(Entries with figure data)
--- Start ---
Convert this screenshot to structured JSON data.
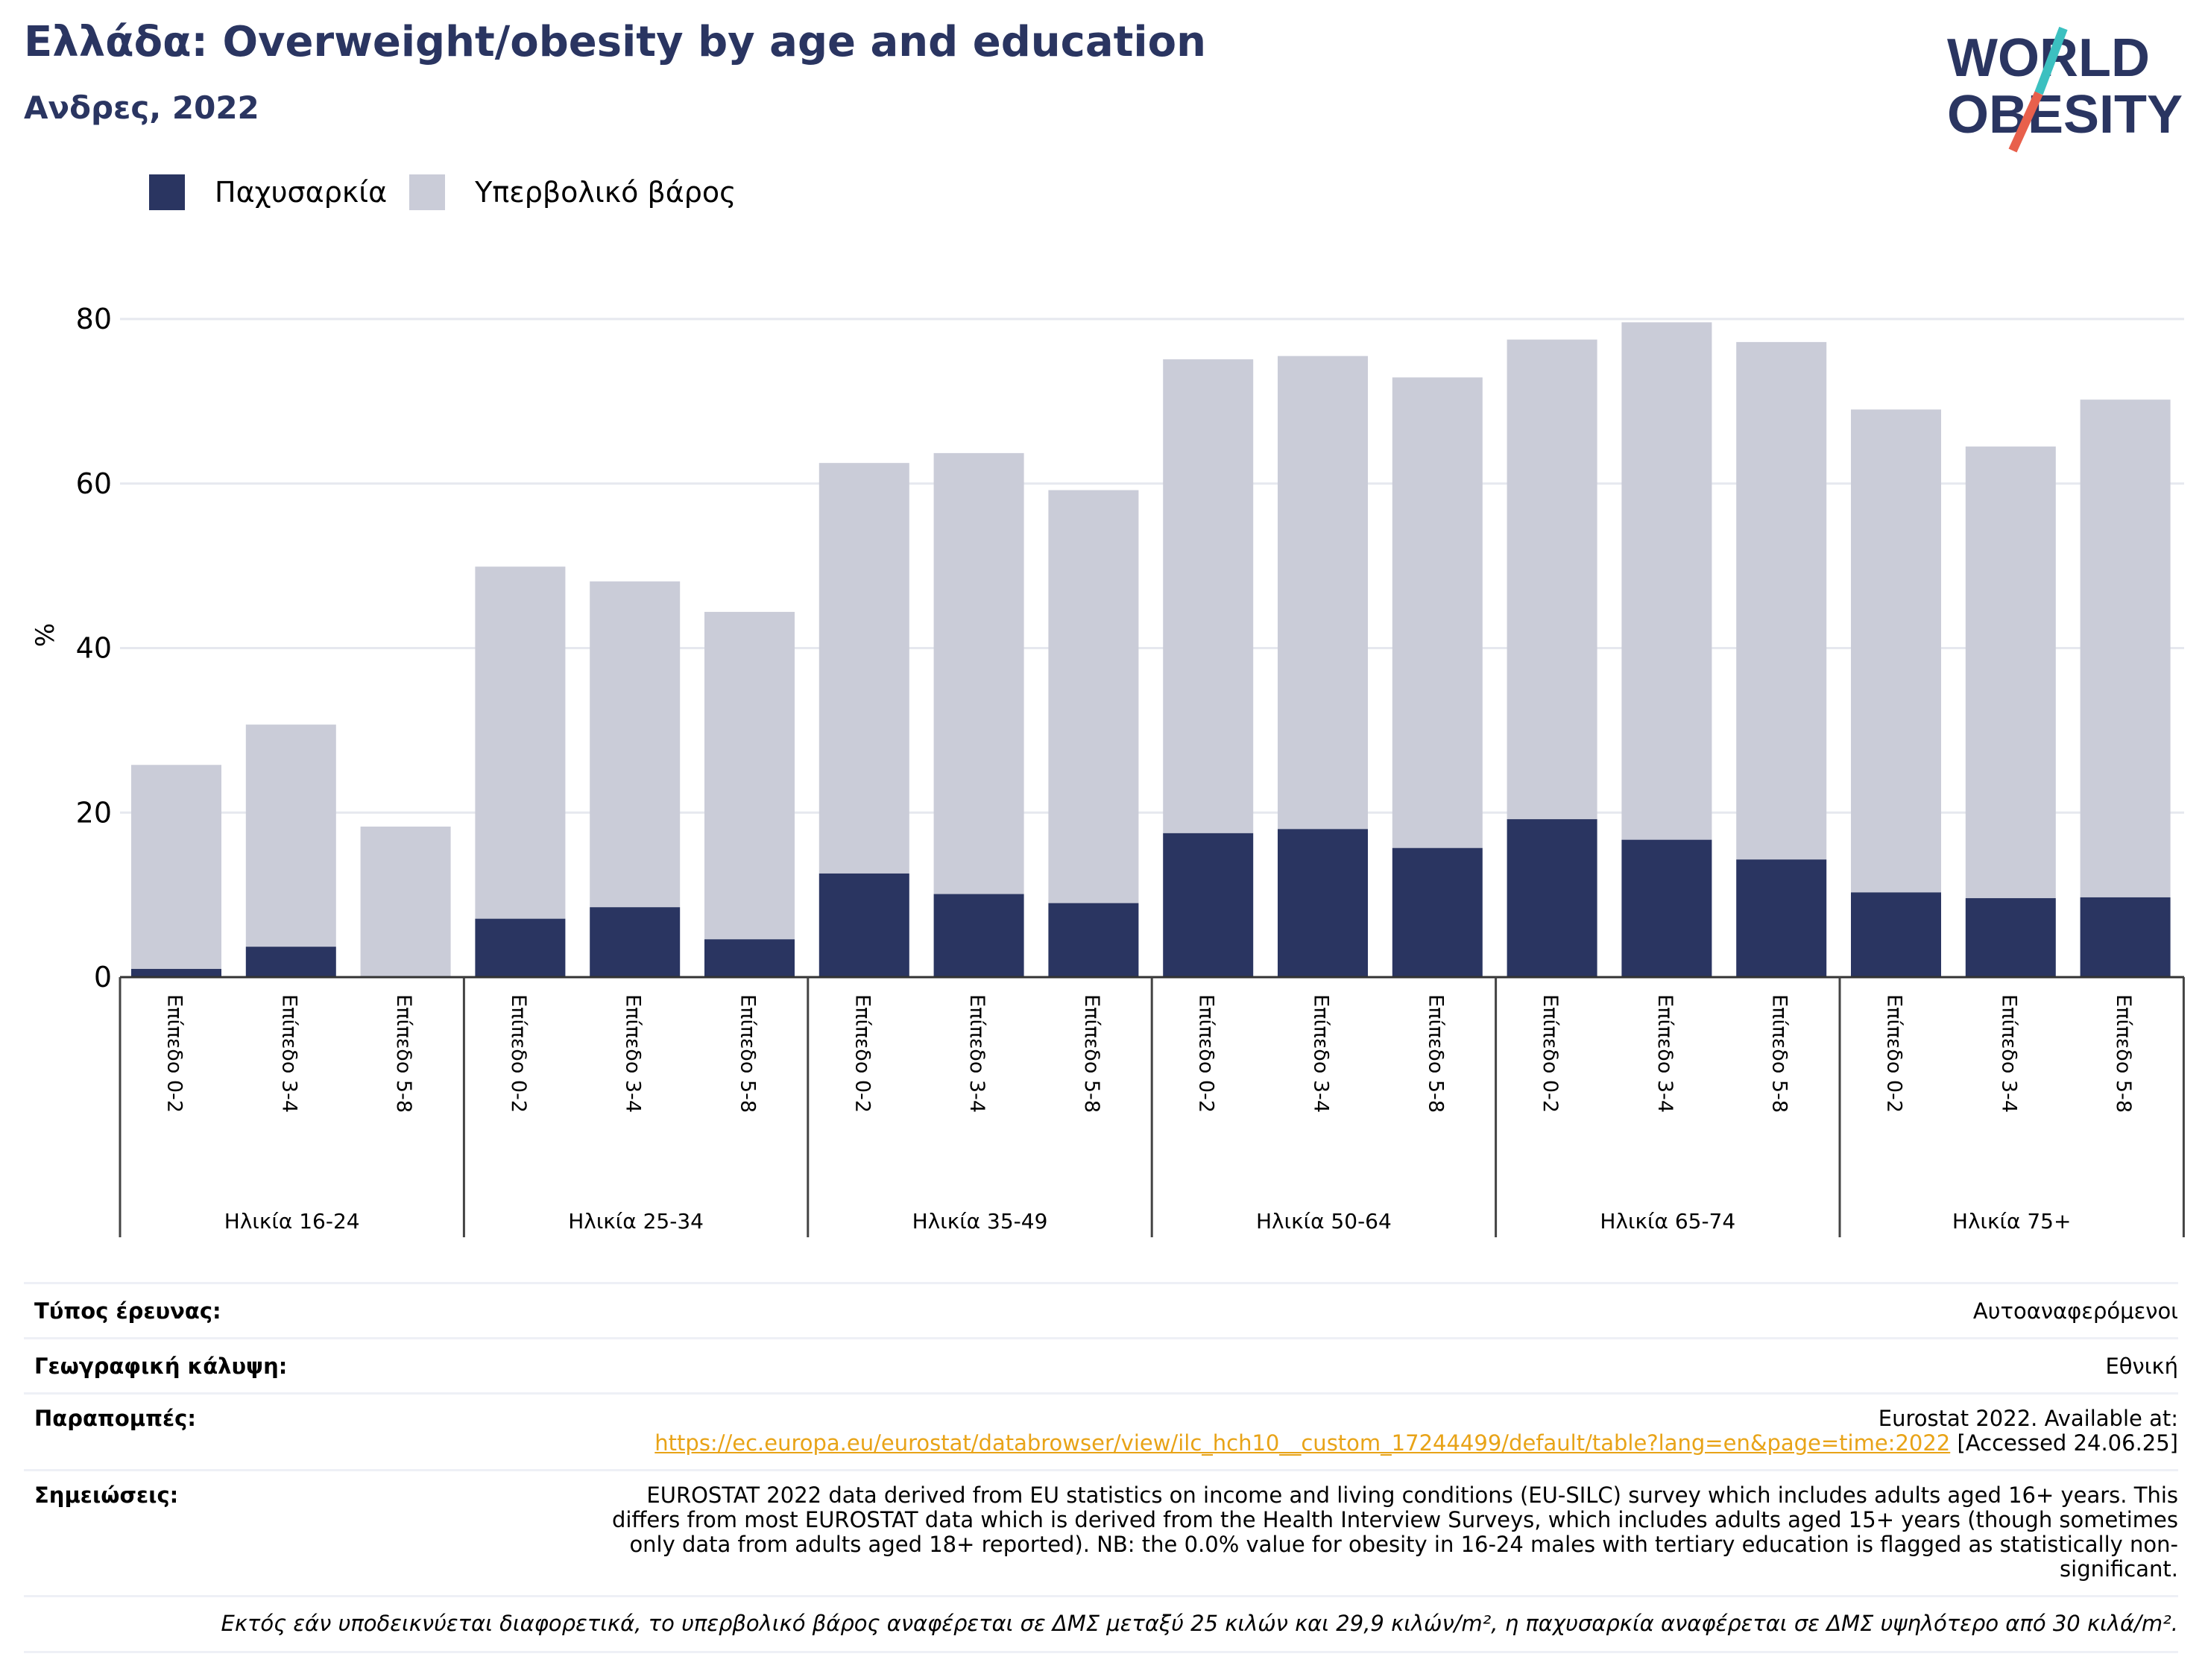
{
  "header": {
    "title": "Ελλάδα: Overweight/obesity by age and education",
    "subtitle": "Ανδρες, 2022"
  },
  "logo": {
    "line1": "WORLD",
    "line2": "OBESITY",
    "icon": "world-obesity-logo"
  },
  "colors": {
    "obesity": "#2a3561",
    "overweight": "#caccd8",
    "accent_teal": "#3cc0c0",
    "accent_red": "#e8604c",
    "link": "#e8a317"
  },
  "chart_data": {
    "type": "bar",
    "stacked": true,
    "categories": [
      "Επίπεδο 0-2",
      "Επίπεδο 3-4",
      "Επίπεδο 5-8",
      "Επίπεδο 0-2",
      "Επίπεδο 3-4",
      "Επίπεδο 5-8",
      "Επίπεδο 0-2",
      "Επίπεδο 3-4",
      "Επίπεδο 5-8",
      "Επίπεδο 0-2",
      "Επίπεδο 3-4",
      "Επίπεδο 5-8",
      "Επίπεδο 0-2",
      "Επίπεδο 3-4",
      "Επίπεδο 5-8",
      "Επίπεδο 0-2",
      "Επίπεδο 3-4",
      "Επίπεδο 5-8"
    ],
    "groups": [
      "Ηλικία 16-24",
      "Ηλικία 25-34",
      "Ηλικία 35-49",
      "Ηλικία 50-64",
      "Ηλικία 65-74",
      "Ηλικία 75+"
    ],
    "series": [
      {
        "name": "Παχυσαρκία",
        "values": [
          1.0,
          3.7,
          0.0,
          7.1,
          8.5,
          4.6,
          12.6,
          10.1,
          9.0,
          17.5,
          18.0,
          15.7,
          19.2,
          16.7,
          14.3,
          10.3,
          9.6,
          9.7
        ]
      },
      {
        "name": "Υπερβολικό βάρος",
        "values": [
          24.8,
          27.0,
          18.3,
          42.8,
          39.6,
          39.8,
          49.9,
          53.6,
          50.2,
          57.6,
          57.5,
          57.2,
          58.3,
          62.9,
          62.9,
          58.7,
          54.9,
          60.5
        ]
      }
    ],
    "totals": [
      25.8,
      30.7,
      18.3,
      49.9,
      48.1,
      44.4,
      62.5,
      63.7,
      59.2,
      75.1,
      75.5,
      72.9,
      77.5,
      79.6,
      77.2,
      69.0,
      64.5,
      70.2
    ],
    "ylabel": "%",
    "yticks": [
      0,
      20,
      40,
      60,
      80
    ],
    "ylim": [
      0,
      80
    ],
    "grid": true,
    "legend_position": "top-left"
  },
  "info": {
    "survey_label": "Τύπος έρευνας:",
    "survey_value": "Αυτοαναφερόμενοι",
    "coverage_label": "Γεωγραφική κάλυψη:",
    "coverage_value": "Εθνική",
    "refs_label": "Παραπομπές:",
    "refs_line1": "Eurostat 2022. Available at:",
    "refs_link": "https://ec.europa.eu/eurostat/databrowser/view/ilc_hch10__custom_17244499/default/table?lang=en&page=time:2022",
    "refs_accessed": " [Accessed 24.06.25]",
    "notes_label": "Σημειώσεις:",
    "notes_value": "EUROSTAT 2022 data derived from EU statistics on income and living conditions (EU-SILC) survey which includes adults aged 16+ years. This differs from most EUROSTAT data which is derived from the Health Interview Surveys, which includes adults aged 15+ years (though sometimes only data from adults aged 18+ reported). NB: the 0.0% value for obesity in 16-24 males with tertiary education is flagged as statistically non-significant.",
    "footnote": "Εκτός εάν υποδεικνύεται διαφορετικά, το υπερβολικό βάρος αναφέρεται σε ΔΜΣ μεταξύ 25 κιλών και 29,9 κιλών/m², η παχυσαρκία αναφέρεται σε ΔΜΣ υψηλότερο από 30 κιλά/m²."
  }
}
--- End ---
--- Work to do ---
Output the entries above exactly. Drop the pictures.

--- Output below ---
Convert this screenshot to structured JSON data.
{
  "header": {
    "title": "Ελλάδα: Overweight/obesity by age and education",
    "subtitle": "Ανδρες, 2022"
  },
  "logo": {
    "line1": "WORLD",
    "line2": "OBESITY",
    "icon": "world-obesity-logo"
  },
  "colors": {
    "obesity": "#2a3561",
    "overweight": "#caccd8",
    "accent_teal": "#3cc0c0",
    "accent_red": "#e8604c",
    "link": "#e8a317"
  },
  "chart_data": {
    "type": "bar",
    "stacked": true,
    "categories": [
      "Επίπεδο 0-2",
      "Επίπεδο 3-4",
      "Επίπεδο 5-8",
      "Επίπεδο 0-2",
      "Επίπεδο 3-4",
      "Επίπεδο 5-8",
      "Επίπεδο 0-2",
      "Επίπεδο 3-4",
      "Επίπεδο 5-8",
      "Επίπεδο 0-2",
      "Επίπεδο 3-4",
      "Επίπεδο 5-8",
      "Επίπεδο 0-2",
      "Επίπεδο 3-4",
      "Επίπεδο 5-8",
      "Επίπεδο 0-2",
      "Επίπεδο 3-4",
      "Επίπεδο 5-8"
    ],
    "groups": [
      "Ηλικία 16-24",
      "Ηλικία 25-34",
      "Ηλικία 35-49",
      "Ηλικία 50-64",
      "Ηλικία 65-74",
      "Ηλικία 75+"
    ],
    "series": [
      {
        "name": "Παχυσαρκία",
        "values": [
          1.0,
          3.7,
          0.0,
          7.1,
          8.5,
          4.6,
          12.6,
          10.1,
          9.0,
          17.5,
          18.0,
          15.7,
          19.2,
          16.7,
          14.3,
          10.3,
          9.6,
          9.7
        ]
      },
      {
        "name": "Υπερβολικό βάρος",
        "values": [
          24.8,
          27.0,
          18.3,
          42.8,
          39.6,
          39.8,
          49.9,
          53.6,
          50.2,
          57.6,
          57.5,
          57.2,
          58.3,
          62.9,
          62.9,
          58.7,
          54.9,
          60.5
        ]
      }
    ],
    "totals": [
      25.8,
      30.7,
      18.3,
      49.9,
      48.1,
      44.4,
      62.5,
      63.7,
      59.2,
      75.1,
      75.5,
      72.9,
      77.5,
      79.6,
      77.2,
      69.0,
      64.5,
      70.2
    ],
    "ylabel": "%",
    "yticks": [
      0,
      20,
      40,
      60,
      80
    ],
    "ylim": [
      0,
      80
    ],
    "grid": true,
    "legend_position": "top-left"
  },
  "info": {
    "survey_label": "Τύπος έρευνας:",
    "survey_value": "Αυτοαναφερόμενοι",
    "coverage_label": "Γεωγραφική κάλυψη:",
    "coverage_value": "Εθνική",
    "refs_label": "Παραπομπές:",
    "refs_line1": "Eurostat 2022. Available at:",
    "refs_link": "https://ec.europa.eu/eurostat/databrowser/view/ilc_hch10__custom_17244499/default/table?lang=en&page=time:2022",
    "refs_accessed": " [Accessed 24.06.25]",
    "notes_label": "Σημειώσεις:",
    "notes_value": "EUROSTAT 2022 data derived from EU statistics on income and living conditions (EU-SILC) survey which includes adults aged 16+ years. This differs from most EUROSTAT data which is derived from the Health Interview Surveys, which includes adults aged 15+ years (though sometimes only data from adults aged 18+ reported). NB: the 0.0% value for obesity in 16-24 males with tertiary education is flagged as statistically non-significant.",
    "footnote": "Εκτός εάν υποδεικνύεται διαφορετικά, το υπερβολικό βάρος αναφέρεται σε ΔΜΣ μεταξύ 25 κιλών και 29,9 κιλών/m², η παχυσαρκία αναφέρεται σε ΔΜΣ υψηλότερο από 30 κιλά/m²."
  }
}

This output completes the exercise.